Problem description:
Using the material that follows, say how many lines contain the string "interferon". Answer with a number only.

[[ Data for review, beginning ]]

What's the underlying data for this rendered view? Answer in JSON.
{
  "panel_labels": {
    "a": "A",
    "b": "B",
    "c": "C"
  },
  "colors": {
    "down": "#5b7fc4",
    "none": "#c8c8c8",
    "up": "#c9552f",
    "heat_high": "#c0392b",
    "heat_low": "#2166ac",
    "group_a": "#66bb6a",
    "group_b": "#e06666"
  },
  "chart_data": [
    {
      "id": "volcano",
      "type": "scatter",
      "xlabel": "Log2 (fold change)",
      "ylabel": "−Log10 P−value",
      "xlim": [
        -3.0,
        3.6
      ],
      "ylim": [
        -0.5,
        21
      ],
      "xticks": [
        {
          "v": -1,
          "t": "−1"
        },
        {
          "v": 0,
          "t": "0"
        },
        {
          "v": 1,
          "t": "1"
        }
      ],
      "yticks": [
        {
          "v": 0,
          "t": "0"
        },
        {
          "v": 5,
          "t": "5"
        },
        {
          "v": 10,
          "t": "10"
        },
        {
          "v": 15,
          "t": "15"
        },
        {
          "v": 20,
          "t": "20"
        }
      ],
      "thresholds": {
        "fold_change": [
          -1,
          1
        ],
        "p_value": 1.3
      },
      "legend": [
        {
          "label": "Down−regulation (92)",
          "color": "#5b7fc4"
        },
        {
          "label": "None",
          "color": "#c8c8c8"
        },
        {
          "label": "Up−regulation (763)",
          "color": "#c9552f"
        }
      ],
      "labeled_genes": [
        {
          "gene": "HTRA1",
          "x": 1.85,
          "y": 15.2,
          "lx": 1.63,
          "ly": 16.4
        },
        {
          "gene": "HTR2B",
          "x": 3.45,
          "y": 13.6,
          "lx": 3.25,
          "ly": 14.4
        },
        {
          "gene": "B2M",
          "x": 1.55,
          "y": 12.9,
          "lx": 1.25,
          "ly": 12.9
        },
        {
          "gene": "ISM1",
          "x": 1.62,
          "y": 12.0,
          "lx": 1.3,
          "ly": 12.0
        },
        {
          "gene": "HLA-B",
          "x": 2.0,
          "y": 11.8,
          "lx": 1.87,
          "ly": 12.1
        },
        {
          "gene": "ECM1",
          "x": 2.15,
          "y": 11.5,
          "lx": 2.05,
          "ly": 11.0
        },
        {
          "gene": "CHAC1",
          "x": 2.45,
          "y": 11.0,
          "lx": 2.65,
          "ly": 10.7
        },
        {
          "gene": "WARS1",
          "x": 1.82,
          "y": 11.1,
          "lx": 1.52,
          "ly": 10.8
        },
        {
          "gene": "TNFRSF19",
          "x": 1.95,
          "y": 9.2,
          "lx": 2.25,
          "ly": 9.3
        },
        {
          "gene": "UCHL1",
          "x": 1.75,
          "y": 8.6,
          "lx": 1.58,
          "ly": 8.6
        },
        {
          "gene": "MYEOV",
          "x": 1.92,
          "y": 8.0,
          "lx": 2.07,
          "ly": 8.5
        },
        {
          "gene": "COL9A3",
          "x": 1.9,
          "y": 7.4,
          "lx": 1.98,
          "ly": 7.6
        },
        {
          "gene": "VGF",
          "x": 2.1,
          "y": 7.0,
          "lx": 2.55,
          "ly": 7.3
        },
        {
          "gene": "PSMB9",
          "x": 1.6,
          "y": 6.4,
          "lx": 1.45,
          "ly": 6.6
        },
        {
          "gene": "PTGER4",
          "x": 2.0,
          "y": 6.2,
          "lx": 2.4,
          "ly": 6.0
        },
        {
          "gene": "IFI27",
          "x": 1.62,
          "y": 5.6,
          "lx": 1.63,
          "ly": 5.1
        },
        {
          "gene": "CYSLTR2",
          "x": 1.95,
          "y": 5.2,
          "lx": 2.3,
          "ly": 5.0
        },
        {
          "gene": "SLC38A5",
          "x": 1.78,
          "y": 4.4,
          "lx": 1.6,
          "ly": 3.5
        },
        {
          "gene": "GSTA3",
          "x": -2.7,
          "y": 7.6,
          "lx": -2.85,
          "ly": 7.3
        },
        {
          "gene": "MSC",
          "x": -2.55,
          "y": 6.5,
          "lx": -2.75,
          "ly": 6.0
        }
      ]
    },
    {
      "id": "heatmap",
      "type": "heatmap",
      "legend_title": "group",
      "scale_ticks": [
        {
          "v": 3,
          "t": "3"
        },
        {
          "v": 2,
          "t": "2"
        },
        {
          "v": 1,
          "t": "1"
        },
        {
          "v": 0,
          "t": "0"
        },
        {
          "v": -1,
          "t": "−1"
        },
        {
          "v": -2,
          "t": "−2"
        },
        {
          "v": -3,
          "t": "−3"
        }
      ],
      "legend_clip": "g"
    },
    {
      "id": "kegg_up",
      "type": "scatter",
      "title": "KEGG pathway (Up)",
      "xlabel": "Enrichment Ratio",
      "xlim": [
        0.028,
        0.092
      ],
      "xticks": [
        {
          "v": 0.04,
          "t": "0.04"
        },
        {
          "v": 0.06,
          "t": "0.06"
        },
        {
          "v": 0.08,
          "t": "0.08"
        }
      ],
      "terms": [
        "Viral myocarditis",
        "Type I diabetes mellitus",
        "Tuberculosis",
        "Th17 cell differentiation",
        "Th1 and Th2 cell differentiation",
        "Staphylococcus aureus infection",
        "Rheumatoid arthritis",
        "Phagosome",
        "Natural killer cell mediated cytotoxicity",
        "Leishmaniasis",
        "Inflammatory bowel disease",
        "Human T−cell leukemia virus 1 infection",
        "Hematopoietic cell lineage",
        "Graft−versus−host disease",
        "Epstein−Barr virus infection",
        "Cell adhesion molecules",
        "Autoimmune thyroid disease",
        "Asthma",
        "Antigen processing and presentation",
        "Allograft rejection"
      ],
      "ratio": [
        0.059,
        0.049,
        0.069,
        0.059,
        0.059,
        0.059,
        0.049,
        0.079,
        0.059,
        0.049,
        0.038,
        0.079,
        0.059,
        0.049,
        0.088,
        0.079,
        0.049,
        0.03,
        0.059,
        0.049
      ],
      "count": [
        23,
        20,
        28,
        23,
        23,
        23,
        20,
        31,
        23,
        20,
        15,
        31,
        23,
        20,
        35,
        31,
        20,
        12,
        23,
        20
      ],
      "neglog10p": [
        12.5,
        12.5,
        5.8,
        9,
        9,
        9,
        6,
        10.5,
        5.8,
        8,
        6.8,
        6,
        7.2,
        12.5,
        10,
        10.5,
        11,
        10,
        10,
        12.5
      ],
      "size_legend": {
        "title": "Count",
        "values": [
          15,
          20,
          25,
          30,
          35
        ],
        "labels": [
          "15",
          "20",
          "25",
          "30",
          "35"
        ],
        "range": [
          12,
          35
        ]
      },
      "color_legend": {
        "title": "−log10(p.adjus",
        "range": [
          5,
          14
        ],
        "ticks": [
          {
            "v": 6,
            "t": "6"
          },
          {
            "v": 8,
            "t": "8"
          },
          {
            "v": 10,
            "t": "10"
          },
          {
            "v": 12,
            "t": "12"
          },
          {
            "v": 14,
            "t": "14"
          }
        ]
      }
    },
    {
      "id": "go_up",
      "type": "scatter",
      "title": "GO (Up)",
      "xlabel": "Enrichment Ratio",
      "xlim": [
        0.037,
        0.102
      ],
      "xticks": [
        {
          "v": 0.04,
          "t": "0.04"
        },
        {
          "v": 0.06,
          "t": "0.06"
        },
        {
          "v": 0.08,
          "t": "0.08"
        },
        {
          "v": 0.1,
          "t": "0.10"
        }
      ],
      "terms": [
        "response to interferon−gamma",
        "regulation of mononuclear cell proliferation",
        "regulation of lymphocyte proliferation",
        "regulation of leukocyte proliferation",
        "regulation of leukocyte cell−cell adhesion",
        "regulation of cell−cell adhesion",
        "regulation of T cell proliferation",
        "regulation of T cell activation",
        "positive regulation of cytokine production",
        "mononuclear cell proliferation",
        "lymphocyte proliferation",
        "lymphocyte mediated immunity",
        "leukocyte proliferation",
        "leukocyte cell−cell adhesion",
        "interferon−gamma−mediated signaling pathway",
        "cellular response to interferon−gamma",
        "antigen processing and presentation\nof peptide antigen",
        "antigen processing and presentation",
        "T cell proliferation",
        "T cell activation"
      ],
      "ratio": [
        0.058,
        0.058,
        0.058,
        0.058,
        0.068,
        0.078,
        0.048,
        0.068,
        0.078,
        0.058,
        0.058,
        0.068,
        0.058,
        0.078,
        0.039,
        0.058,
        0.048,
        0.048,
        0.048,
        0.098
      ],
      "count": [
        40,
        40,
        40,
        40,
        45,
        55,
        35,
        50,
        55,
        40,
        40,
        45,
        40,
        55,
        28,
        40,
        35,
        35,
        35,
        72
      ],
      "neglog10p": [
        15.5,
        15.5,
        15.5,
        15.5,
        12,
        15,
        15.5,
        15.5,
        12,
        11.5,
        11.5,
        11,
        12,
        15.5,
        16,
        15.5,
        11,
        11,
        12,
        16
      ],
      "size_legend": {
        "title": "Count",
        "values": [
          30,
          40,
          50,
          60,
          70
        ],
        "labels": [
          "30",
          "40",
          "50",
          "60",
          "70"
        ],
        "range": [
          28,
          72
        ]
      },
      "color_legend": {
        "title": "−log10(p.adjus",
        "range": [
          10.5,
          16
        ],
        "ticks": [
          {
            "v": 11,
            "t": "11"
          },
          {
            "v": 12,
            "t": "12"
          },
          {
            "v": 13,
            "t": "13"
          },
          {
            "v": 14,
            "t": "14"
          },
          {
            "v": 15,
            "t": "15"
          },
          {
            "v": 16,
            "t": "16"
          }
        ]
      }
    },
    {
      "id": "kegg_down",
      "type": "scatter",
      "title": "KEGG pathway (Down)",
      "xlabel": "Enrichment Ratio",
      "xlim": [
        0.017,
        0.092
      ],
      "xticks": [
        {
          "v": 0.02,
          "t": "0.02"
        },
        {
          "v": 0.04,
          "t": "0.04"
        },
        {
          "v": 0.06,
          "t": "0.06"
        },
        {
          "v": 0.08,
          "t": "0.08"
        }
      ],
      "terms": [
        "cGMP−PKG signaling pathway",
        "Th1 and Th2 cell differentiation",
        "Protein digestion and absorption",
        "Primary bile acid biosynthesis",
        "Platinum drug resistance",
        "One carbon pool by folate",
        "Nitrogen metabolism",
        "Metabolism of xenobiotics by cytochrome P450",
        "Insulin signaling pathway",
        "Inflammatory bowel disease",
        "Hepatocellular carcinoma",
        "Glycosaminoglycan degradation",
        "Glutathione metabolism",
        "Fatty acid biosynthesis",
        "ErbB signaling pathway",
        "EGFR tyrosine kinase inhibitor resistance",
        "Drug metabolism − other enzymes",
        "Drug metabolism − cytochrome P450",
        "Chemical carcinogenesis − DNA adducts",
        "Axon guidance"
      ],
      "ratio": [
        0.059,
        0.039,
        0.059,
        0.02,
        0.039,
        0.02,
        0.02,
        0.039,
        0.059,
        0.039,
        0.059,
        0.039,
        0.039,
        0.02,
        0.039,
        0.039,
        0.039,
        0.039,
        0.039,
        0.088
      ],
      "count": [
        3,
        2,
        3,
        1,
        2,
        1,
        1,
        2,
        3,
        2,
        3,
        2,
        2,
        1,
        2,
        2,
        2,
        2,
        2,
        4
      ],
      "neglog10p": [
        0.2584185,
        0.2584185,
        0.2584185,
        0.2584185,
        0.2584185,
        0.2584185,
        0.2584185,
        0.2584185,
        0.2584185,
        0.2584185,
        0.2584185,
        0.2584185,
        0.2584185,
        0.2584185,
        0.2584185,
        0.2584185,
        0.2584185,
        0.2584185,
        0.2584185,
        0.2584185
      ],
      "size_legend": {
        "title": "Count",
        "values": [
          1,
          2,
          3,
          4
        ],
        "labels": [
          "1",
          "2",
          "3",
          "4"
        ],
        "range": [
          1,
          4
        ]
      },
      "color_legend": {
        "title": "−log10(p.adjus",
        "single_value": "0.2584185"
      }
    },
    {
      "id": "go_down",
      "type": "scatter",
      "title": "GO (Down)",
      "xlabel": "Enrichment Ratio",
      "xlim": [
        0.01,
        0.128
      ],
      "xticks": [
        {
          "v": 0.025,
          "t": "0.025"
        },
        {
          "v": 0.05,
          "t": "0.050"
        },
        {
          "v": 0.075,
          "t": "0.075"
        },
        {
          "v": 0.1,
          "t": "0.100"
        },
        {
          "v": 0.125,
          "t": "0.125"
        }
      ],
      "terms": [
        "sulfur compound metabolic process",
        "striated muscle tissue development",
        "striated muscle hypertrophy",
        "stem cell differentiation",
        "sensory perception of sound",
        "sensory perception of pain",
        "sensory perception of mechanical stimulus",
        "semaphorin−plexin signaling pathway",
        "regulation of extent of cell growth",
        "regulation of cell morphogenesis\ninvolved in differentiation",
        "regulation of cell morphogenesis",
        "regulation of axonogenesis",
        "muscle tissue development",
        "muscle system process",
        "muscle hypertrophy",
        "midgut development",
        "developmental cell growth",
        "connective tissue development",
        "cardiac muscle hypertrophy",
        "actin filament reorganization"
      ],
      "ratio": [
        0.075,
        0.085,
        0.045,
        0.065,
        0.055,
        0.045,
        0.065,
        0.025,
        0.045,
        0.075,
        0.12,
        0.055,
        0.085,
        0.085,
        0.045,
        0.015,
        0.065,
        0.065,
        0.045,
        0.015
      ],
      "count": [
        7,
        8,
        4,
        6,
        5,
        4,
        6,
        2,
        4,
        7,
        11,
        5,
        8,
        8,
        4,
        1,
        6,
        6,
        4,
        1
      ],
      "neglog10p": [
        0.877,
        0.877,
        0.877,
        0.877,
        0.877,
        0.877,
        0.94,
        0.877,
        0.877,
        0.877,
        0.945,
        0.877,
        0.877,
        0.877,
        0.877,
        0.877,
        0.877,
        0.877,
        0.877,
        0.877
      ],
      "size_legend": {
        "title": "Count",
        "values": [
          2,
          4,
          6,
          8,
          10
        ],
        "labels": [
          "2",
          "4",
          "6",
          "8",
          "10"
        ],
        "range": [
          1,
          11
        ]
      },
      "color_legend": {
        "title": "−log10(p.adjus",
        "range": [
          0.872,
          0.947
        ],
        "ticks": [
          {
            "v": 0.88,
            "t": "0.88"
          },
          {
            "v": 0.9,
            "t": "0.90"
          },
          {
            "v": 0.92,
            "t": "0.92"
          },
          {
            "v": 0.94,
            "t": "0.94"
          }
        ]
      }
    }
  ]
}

[[ Data for review, end ]]

Answer to this problem:
3